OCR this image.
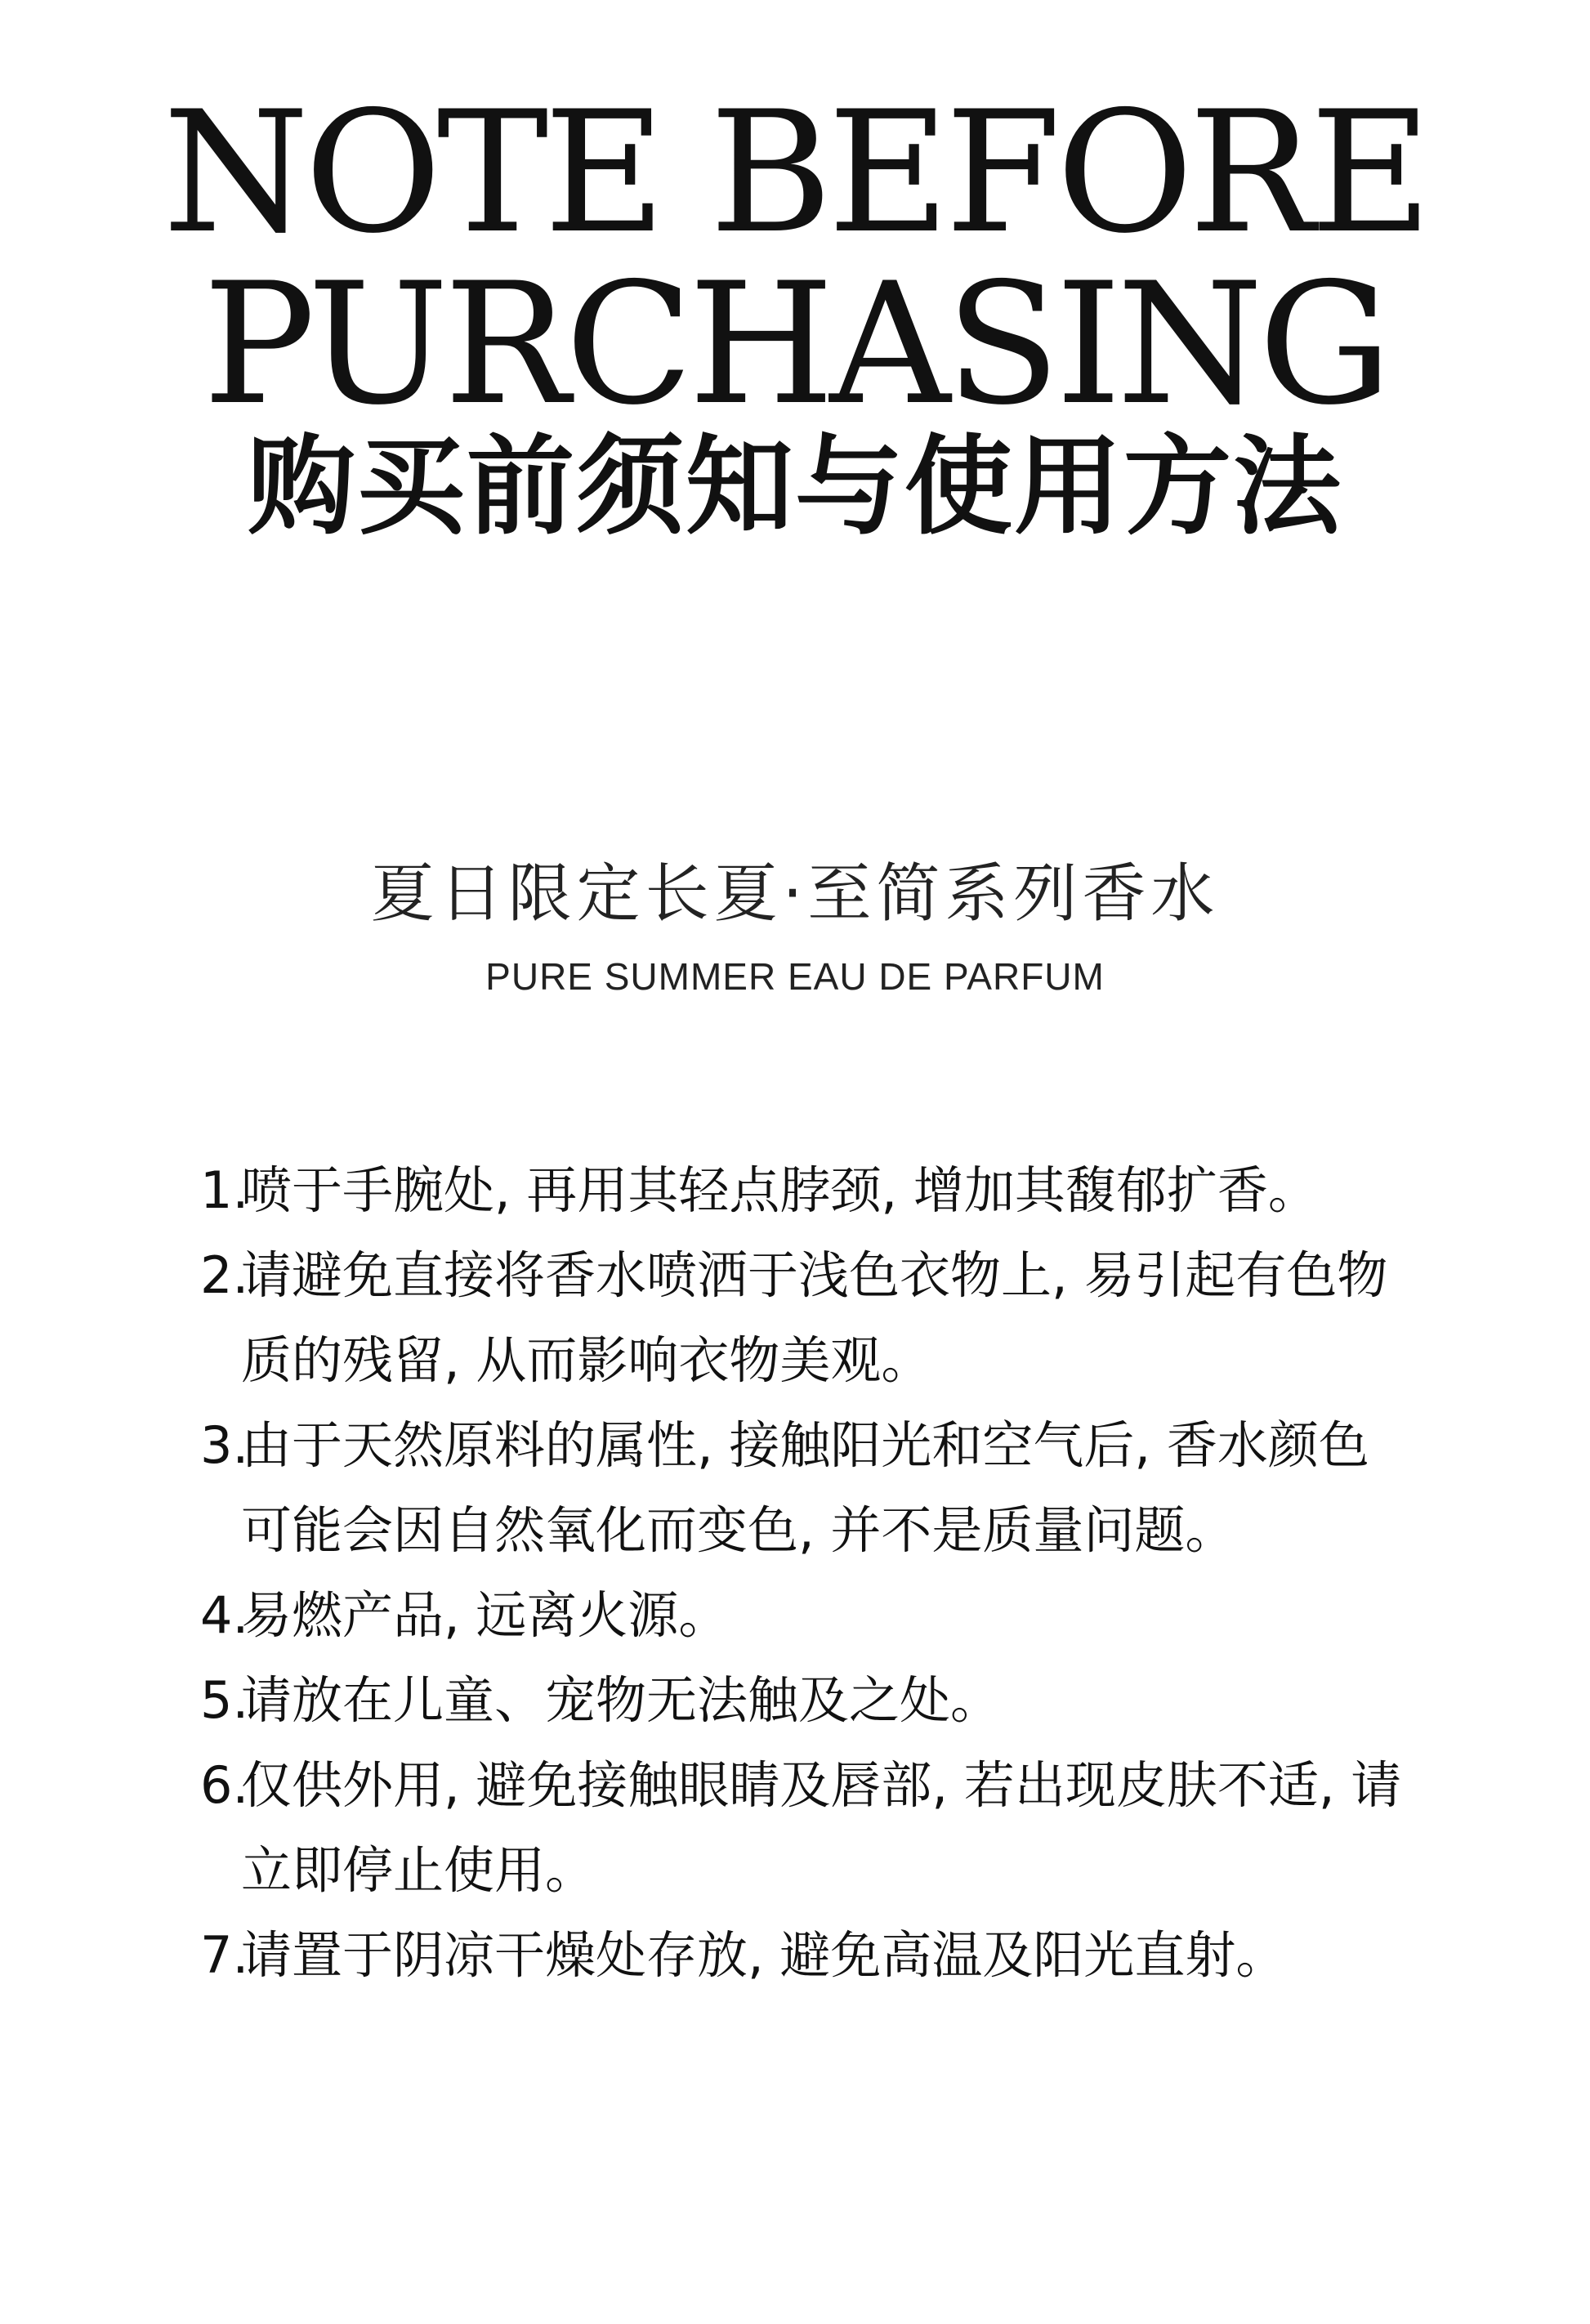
NOTE BEFORE
PURCHASING
购买前须知与使用方法
夏日限定长夏·至简系列香水
PURE SUMMER EAU DE PARFUM
1.
喷于手腕处, 再用其轻点脖颈, 增加其馥郁扩香。
2.
请避免直接将香水喷洒于浅色衣物上, 易引起有色物质的残留, 从而影响衣物美观。
3.
由于天然原料的属性, 接触阳光和空气后, 香水颜色可能会因自然氧化而变色, 并不是质量问题。
4.
易燃产品, 远离火源。
5.
请放在儿童、宠物无法触及之处。
6.
仅供外用, 避免接触眼睛及唇部, 若出现皮肤不适, 请立即停止使用。
7.
请置于阴凉干燥处存放, 避免高温及阳光直射。
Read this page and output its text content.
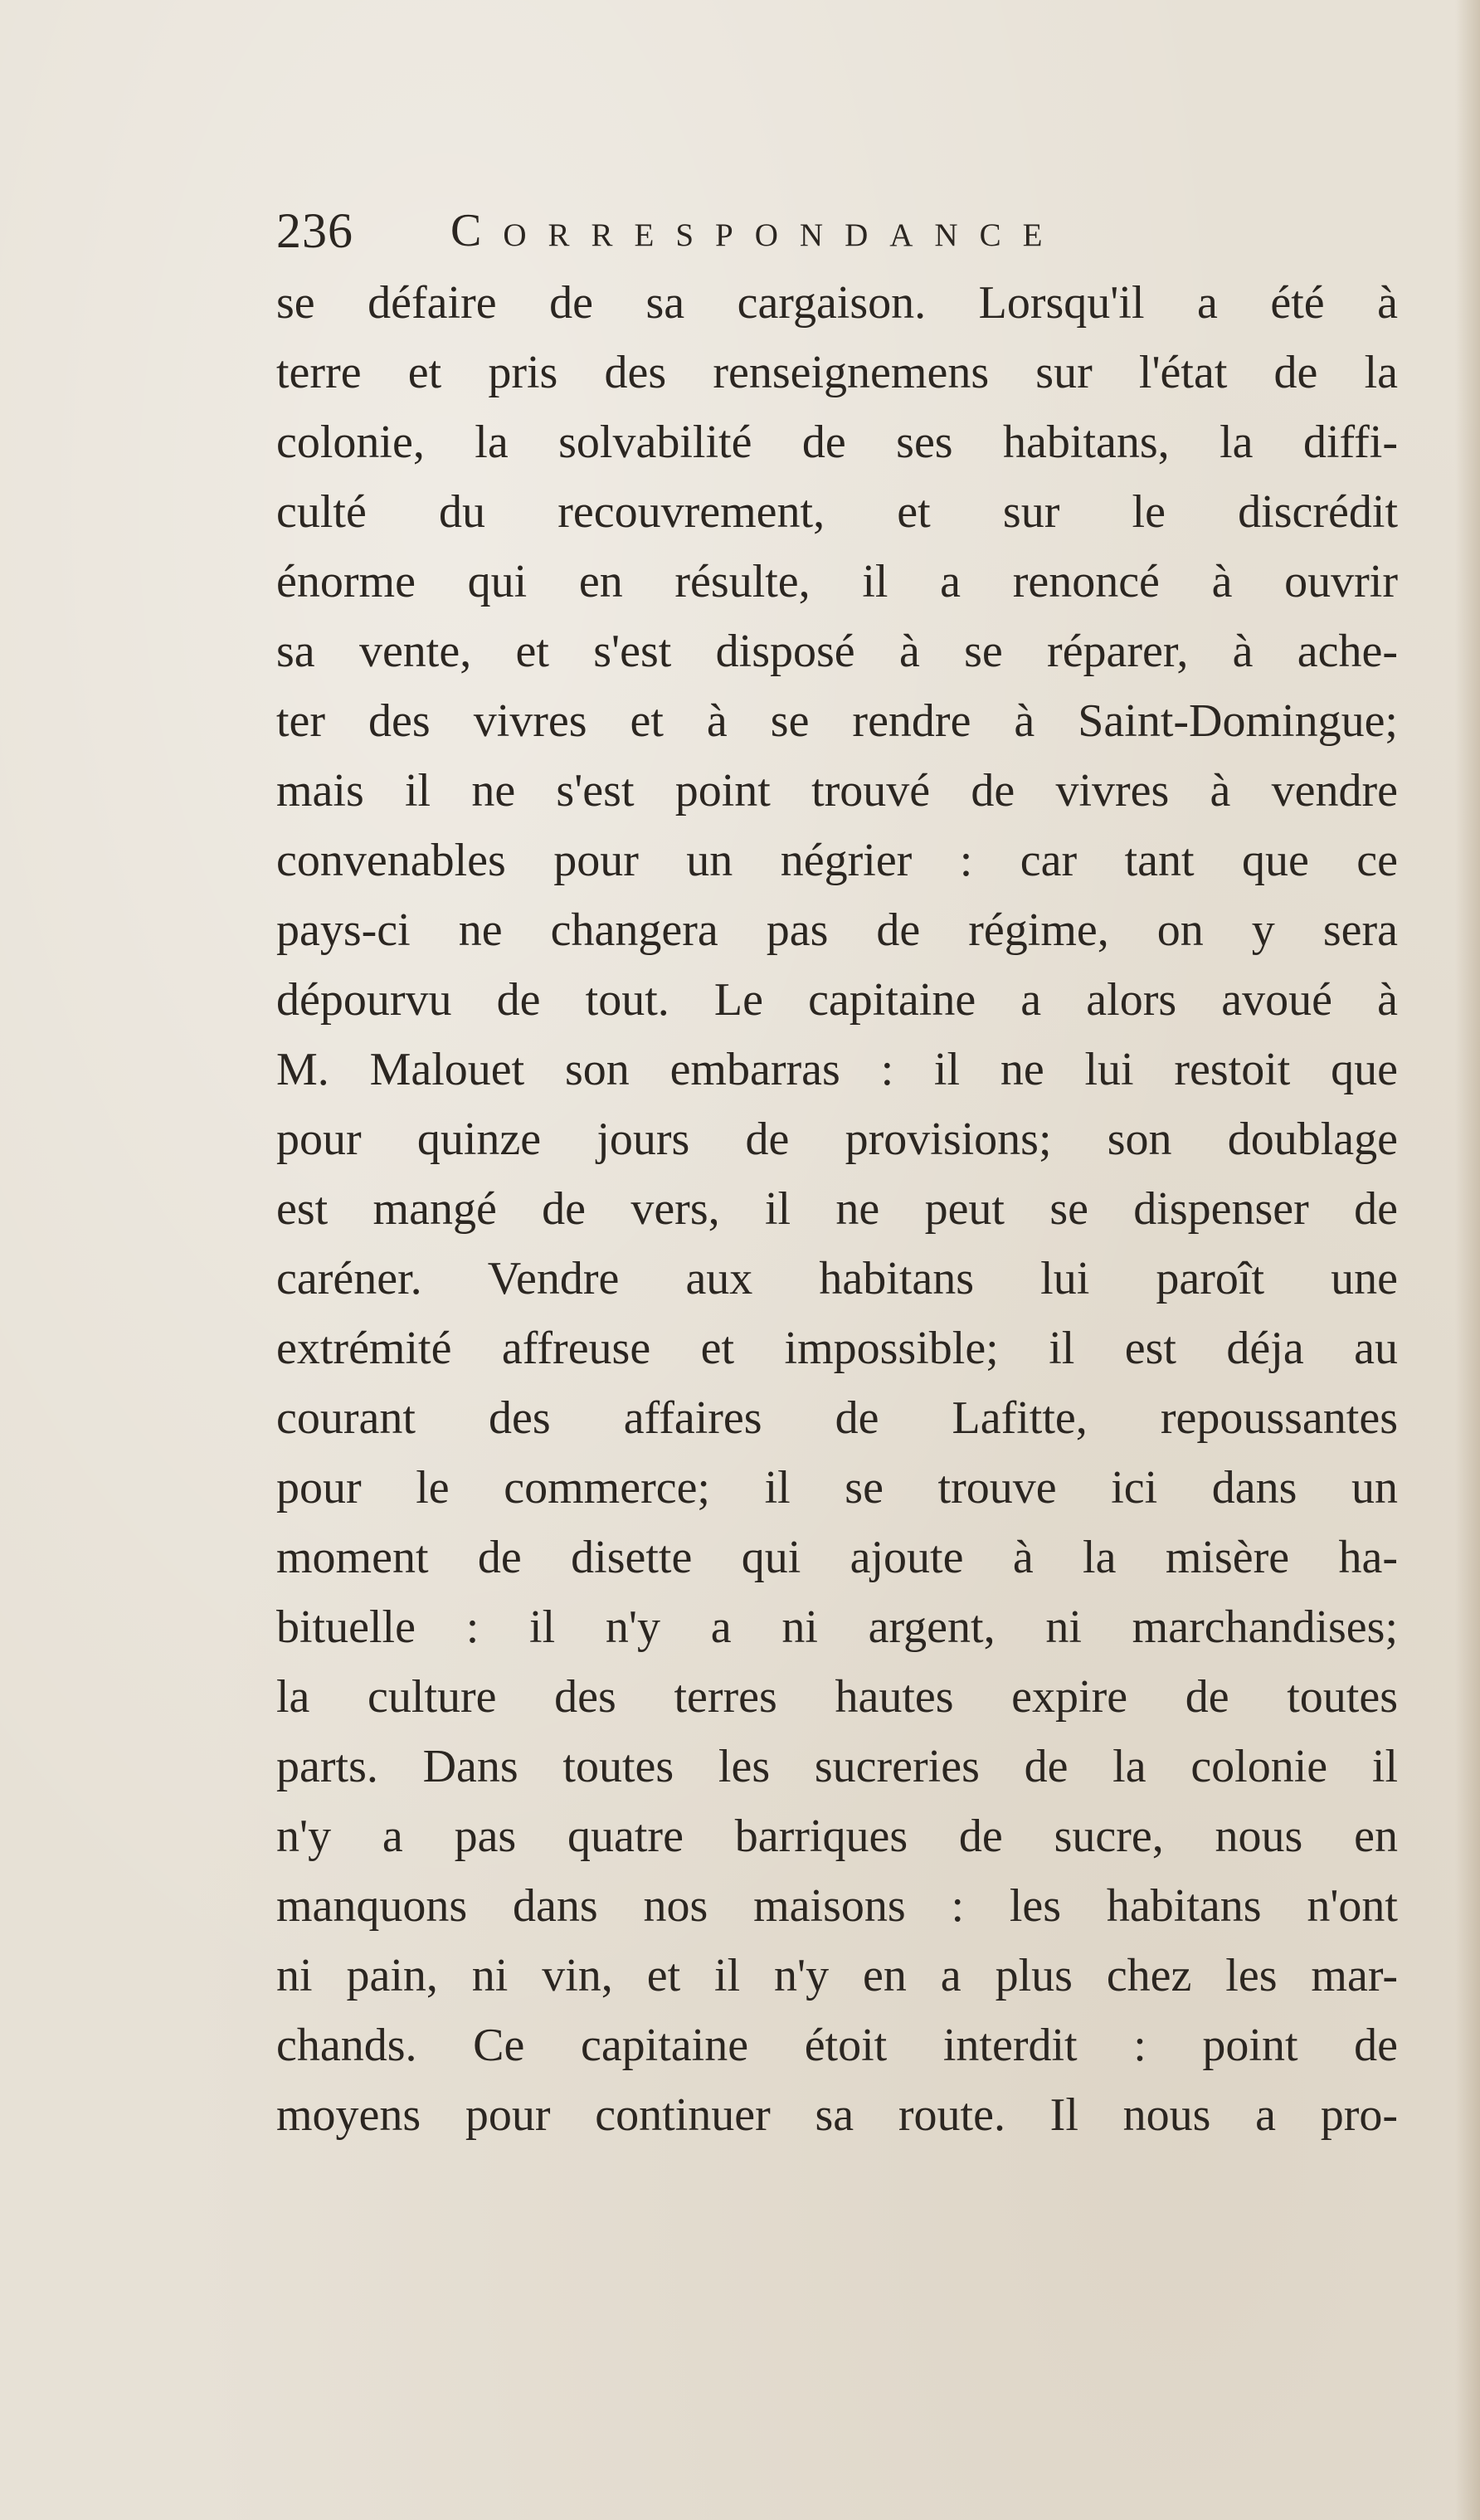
236 Correspondance
se défaire de sa cargaison. Lorsqu'il a été à
terre et pris des renseignemens sur l'état de la
colonie, la solvabilité de ses habitans, la diffi-
culté du recouvrement, et sur le discrédit
énorme qui en résulte, il a renoncé à ouvrir
sa vente, et s'est disposé à se réparer, à ache-
ter des vivres et à se rendre à Saint-Domingue;
mais il ne s'est point trouvé de vivres à vendre
convenables pour un négrier : car tant que ce
pays-ci ne changera pas de régime, on y sera
dépourvu de tout. Le capitaine a alors avoué à
M. Malouet son embarras : il ne lui restoit que
pour quinze jours de provisions; son doublage
est mangé de vers, il ne peut se dispenser de
caréner. Vendre aux habitans lui paroît une
extrémité affreuse et impossible; il est déja au
courant des affaires de Lafitte, repoussantes
pour le commerce; il se trouve ici dans un
moment de disette qui ajoute à la misère ha-
bituelle : il n'y a ni argent, ni marchandises;
la culture des terres hautes expire de toutes
parts. Dans toutes les sucreries de la colonie il
n'y a pas quatre barriques de sucre, nous en
manquons dans nos maisons : les habitans n'ont
ni pain, ni vin, et il n'y en a plus chez les mar-
chands. Ce capitaine étoit interdit : point de
moyens pour continuer sa route. Il nous a pro-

□ □ □

TASK BRIEF ::
Reproduce each line of the entries in which the word "habitans" is found.

THE SOLUTION ::
colonie, la solvabilité de ses habitans, la diffi-
caréner. Vendre aux habitans lui paroît une
manquons dans nos maisons : les habitans n'ont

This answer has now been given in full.